[Source excerpt]
>>

In August he put out a new song and video called 'Light It Up' which was picked up for use in 'Body Language', a movie in which Brainpower also plays a small role as a cab-driver. The movie hit #1 in the Netherlands. 30 September saw the release of a new song "People", the first single of the upcoming album, for which the accompanying video was shot in New York.

2012
In 2012 Brainpower performs in Europe & the Dutch Caribbean and releases several tracks, like 'Sometimes' (also featured in the 'Body Language' movie), plus two collaborations in Dutch: 'Een Mooi Bericht' ft Anthony Heidweiller, a collab with an opera singer via the world renown Concertgebouw, one of the best venue's in the world.

In the summer of 2012 he dropped the free EP 'The New York Sessions' featuring Jean Grae, Mr Len, Ced Gee of the Ultramagnetic MC's & more. The same year, he became an Ambassador for F.E.L.I.S. A Multi Functional center in Curaçao (Dutch Caribbean) that helps to support children and also combats short term and long term poverty. Famous Surinam/Dutch TV personality Jorgen Raymann fully supports Brainpower & F.E.L.I.S. Even Rohan Marley, son of reggae legend Bob Marley donates some stuff to the Foundation.
He served as an ambassador for the National Sports Week in the Netherlands, motivating the youth to work out.

Brainpower gets his first Hollywood movie placement in August 2012. On 24 August, the movie Thunderstruck is released in the US. It features one of Brainpower's unreleased songs.

<<

[Task details] According to the text about Brainpower, which movie released in the US on 24 August 2012 features one of his unreleased songs? Rely only on the text about Brainpower to answer.

[Records supplied]
>>

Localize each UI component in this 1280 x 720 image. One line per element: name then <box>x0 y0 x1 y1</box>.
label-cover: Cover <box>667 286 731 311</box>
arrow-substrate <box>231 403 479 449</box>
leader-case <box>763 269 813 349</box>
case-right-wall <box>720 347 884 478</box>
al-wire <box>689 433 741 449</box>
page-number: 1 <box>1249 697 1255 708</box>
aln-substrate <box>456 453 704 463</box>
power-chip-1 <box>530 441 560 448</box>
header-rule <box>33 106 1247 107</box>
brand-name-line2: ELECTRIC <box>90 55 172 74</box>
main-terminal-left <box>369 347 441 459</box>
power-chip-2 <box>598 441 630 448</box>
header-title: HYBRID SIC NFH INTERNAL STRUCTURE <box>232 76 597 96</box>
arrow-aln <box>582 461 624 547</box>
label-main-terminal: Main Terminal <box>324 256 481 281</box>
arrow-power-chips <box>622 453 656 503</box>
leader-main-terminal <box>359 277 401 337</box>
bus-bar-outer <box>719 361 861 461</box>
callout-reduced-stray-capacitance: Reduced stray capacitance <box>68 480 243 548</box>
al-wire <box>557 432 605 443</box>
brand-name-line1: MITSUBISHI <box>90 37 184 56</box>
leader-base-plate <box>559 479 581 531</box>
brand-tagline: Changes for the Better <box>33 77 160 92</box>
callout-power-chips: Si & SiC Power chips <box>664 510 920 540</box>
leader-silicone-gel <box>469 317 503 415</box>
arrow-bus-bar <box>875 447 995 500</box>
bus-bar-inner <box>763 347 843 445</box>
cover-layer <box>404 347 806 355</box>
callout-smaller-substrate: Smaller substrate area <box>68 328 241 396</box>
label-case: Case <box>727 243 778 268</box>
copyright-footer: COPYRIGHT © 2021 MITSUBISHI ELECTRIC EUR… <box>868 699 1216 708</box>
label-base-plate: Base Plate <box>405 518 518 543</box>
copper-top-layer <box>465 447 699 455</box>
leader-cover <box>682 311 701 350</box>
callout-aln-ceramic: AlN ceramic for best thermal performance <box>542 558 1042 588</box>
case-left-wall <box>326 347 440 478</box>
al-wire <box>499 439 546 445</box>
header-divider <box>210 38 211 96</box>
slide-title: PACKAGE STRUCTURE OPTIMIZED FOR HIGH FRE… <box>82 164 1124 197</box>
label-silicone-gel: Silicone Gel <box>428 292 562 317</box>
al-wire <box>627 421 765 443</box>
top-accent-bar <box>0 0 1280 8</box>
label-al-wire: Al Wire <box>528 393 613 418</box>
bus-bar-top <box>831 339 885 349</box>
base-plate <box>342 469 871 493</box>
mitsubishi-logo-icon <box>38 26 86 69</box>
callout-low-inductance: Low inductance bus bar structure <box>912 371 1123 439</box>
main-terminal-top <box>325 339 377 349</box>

<<

[Exercise result] Thunderstruck